# [WHAT THIS TASK INVOLVES]
Below are records to be output exactly, every one of them.

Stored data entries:
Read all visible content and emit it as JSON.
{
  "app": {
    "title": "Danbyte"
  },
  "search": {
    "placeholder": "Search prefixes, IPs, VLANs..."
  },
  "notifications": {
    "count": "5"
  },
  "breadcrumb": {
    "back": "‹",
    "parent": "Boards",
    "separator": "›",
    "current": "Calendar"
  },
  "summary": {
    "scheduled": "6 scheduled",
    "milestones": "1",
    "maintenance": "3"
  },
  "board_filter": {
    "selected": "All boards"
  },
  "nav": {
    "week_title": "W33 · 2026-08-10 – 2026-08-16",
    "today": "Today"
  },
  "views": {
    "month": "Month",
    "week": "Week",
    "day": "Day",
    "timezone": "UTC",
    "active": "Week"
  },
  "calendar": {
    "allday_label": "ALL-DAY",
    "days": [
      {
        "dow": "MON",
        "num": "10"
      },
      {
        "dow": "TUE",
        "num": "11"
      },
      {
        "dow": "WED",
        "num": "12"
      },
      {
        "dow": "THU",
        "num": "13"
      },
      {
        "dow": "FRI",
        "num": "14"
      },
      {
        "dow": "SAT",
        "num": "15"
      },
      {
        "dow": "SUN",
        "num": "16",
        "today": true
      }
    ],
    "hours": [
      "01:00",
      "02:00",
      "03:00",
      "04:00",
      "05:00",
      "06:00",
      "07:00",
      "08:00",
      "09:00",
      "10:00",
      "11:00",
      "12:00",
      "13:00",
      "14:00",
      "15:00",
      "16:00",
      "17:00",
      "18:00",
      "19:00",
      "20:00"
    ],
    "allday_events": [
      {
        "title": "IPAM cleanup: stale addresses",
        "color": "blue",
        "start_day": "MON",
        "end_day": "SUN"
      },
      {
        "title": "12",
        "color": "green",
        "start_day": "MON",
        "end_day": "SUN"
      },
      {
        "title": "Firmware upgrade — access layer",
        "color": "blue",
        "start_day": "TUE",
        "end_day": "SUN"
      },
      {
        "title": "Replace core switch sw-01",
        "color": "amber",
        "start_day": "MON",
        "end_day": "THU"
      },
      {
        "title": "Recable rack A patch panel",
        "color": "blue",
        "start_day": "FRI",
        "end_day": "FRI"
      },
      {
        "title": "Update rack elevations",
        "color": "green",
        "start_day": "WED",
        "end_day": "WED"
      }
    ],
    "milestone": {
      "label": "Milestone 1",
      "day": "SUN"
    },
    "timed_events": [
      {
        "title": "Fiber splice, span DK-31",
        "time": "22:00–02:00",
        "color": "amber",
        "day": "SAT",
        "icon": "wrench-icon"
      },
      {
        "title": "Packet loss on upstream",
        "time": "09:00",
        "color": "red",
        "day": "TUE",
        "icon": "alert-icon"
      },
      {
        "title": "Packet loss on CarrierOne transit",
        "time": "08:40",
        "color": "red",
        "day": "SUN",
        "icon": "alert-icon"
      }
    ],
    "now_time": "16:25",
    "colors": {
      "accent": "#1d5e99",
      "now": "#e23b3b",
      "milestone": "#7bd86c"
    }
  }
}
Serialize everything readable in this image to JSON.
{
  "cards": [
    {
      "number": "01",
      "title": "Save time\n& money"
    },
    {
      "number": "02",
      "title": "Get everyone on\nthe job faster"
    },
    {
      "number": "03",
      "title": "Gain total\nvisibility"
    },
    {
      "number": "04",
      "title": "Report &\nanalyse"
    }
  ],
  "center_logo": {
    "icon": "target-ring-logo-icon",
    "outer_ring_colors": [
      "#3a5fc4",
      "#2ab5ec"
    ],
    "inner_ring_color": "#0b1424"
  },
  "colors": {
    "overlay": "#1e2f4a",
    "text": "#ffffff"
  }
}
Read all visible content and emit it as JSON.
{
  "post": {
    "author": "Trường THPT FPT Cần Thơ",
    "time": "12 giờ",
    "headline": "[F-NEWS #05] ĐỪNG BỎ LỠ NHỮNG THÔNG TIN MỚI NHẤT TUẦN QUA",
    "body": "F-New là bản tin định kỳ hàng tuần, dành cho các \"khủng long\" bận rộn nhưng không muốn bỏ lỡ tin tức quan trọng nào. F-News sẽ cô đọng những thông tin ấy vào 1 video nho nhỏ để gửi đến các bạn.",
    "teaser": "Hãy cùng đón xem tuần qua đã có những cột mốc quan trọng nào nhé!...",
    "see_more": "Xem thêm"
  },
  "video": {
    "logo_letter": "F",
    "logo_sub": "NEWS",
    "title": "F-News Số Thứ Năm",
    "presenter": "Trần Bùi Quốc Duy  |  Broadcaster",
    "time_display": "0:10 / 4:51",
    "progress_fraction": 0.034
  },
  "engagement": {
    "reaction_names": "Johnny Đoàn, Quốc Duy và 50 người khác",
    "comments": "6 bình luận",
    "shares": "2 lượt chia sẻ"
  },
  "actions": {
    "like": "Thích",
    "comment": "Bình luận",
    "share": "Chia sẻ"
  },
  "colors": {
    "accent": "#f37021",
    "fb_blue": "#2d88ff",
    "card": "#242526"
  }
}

# [RESPONSE TO THE TASK]
Read all visible content and emit it as JSON.
{
  "app": {
    "title": "Danbyte"
  },
  "search": {
    "placeholder": "Search prefixes, IPs, VLANs..."
  },
  "notifications": {
    "count": "5"
  },
  "breadcrumb": {
    "back": "‹",
    "parent": "Boards",
    "separator": "›",
    "current": "Calendar"
  },
  "summary": {
    "scheduled": "6 scheduled",
    "milestones": "1",
    "maintenance": "3"
  },
  "board_filter": {
    "selected": "All boards"
  },
  "nav": {
    "week_title": "W33 · 2026-08-10 – 2026-08-16",
    "today": "Today"
  },
  "views": {
    "month": "Month",
    "week": "Week",
    "day": "Day",
    "timezone": "UTC",
    "active": "Week"
  },
  "calendar": {
    "allday_label": "ALL-DAY",
    "days": [
      {
        "dow": "MON",
        "num": "10"
      },
      {
        "dow": "TUE",
        "num": "11"
      },
      {
        "dow": "WED",
        "num": "12"
      },
      {
        "dow": "THU",
        "num": "13"
      },
      {
        "dow": "FRI",
        "num": "14"
      },
      {
        "dow": "SAT",
        "num": "15"
      },
      {
        "dow": "SUN",
        "num": "16",
        "today": true
      }
    ],
    "hours": [
      "01:00",
      "02:00",
      "03:00",
      "04:00",
      "05:00",
      "06:00",
      "07:00",
      "08:00",
      "09:00",
      "10:00",
      "11:00",
      "12:00",
      "13:00",
      "14:00",
      "15:00",
      "16:00",
      "17:00",
      "18:00",
      "19:00",
      "20:00"
    ],
    "allday_events": [
      {
        "title": "IPAM cleanup: stale addresses",
        "color": "blue",
        "start_day": "MON",
        "end_day": "SUN"
      },
      {
        "title": "12",
        "color": "green",
        "start_day": "MON",
        "end_day": "SUN"
      },
      {
        "title": "Firmware upgrade — access layer",
        "color": "blue",
        "start_day": "TUE",
        "end_day": "SUN"
      },
      {
        "title": "Replace core switch sw-01",
        "color": "amber",
        "start_day": "MON",
        "end_day": "THU"
      },
      {
        "title": "Recable rack A patch panel",
        "color": "blue",
        "start_day": "FRI",
        "end_day": "FRI"
      },
      {
        "title": "Update rack elevations",
        "color": "green",
        "start_day": "WED",
        "end_day": "WED"
      }
    ],
    "milestone": {
      "label": "Milestone 1",
      "day": "SUN"
    },
    "timed_events": [
      {
        "title": "Fiber splice, span DK-31",
        "time": "22:00–02:00",
        "color": "amber",
        "day": "SAT",
        "icon": "wrench-icon"
      },
      {
        "title": "Packet loss on upstream",
        "time": "09:00",
        "color": "red",
        "day": "TUE",
        "icon": "alert-icon"
      },
      {
        "title": "Packet loss on CarrierOne transit",
        "time": "08:40",
        "color": "red",
        "day": "SUN",
        "icon": "alert-icon"
      }
    ],
    "now_time": "16:25",
    "colors": {
      "accent": "#1d5e99",
      "now": "#e23b3b",
      "milestone": "#7bd86c"
    }
  }
}
Serialize everything readable in this image to JSON.
{
  "cards": [
    {
      "number": "01",
      "title": "Save time\n& money"
    },
    {
      "number": "02",
      "title": "Get everyone on\nthe job faster"
    },
    {
      "number": "03",
      "title": "Gain total\nvisibility"
    },
    {
      "number": "04",
      "title": "Report &\nanalyse"
    }
  ],
  "center_logo": {
    "icon": "target-ring-logo-icon",
    "outer_ring_colors": [
      "#3a5fc4",
      "#2ab5ec"
    ],
    "inner_ring_color": "#0b1424"
  },
  "colors": {
    "overlay": "#1e2f4a",
    "text": "#ffffff"
  }
}
Read all visible content and emit it as JSON.
{
  "post": {
    "author": "Trường THPT FPT Cần Thơ",
    "time": "12 giờ",
    "headline": "[F-NEWS #05] ĐỪNG BỎ LỠ NHỮNG THÔNG TIN MỚI NHẤT TUẦN QUA",
    "body": "F-New là bản tin định kỳ hàng tuần, dành cho các \"khủng long\" bận rộn nhưng không muốn bỏ lỡ tin tức quan trọng nào. F-News sẽ cô đọng những thông tin ấy vào 1 video nho nhỏ để gửi đến các bạn.",
    "teaser": "Hãy cùng đón xem tuần qua đã có những cột mốc quan trọng nào nhé!...",
    "see_more": "Xem thêm"
  },
  "video": {
    "logo_letter": "F",
    "logo_sub": "NEWS",
    "title": "F-News Số Thứ Năm",
    "presenter": "Trần Bùi Quốc Duy  |  Broadcaster",
    "time_display": "0:10 / 4:51",
    "progress_fraction": 0.034
  },
  "engagement": {
    "reaction_names": "Johnny Đoàn, Quốc Duy và 50 người khác",
    "comments": "6 bình luận",
    "shares": "2 lượt chia sẻ"
  },
  "actions": {
    "like": "Thích",
    "comment": "Bình luận",
    "share": "Chia sẻ"
  },
  "colors": {
    "accent": "#f37021",
    "fb_blue": "#2d88ff",
    "card": "#242526"
  }
}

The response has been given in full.